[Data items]

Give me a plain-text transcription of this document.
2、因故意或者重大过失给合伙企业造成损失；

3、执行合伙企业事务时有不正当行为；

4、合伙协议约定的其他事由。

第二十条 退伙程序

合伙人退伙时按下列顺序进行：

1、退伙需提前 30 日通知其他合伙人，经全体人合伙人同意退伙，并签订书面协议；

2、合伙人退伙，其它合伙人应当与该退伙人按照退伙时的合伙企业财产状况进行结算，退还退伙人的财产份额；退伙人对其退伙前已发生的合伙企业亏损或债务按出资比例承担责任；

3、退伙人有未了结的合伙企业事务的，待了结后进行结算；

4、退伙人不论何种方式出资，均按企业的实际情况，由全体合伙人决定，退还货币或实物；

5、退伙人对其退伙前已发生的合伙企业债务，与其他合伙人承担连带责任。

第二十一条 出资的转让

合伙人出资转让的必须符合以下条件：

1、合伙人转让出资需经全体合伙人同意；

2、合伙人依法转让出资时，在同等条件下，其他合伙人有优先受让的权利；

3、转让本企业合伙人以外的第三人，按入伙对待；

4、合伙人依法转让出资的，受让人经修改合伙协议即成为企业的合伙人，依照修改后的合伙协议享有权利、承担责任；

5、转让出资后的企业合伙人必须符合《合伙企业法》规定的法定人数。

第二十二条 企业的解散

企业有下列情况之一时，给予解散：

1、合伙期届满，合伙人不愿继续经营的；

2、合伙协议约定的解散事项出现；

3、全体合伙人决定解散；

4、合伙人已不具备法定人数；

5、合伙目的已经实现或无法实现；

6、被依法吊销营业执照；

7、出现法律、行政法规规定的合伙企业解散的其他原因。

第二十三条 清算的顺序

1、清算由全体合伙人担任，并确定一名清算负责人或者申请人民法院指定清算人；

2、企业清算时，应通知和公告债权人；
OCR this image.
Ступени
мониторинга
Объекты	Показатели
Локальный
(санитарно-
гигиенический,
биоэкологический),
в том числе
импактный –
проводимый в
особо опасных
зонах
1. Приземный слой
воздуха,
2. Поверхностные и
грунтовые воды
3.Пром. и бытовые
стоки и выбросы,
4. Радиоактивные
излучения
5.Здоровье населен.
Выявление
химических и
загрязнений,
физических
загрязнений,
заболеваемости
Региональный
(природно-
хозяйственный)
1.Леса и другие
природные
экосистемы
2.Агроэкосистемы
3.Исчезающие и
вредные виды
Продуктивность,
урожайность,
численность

**STATED GOAL:**
Select all lines with the word "this" from the entries above.

**OUTPUT OF THE EXERCISE:**
Give me a plain-text transcription of this document.
OCR this image.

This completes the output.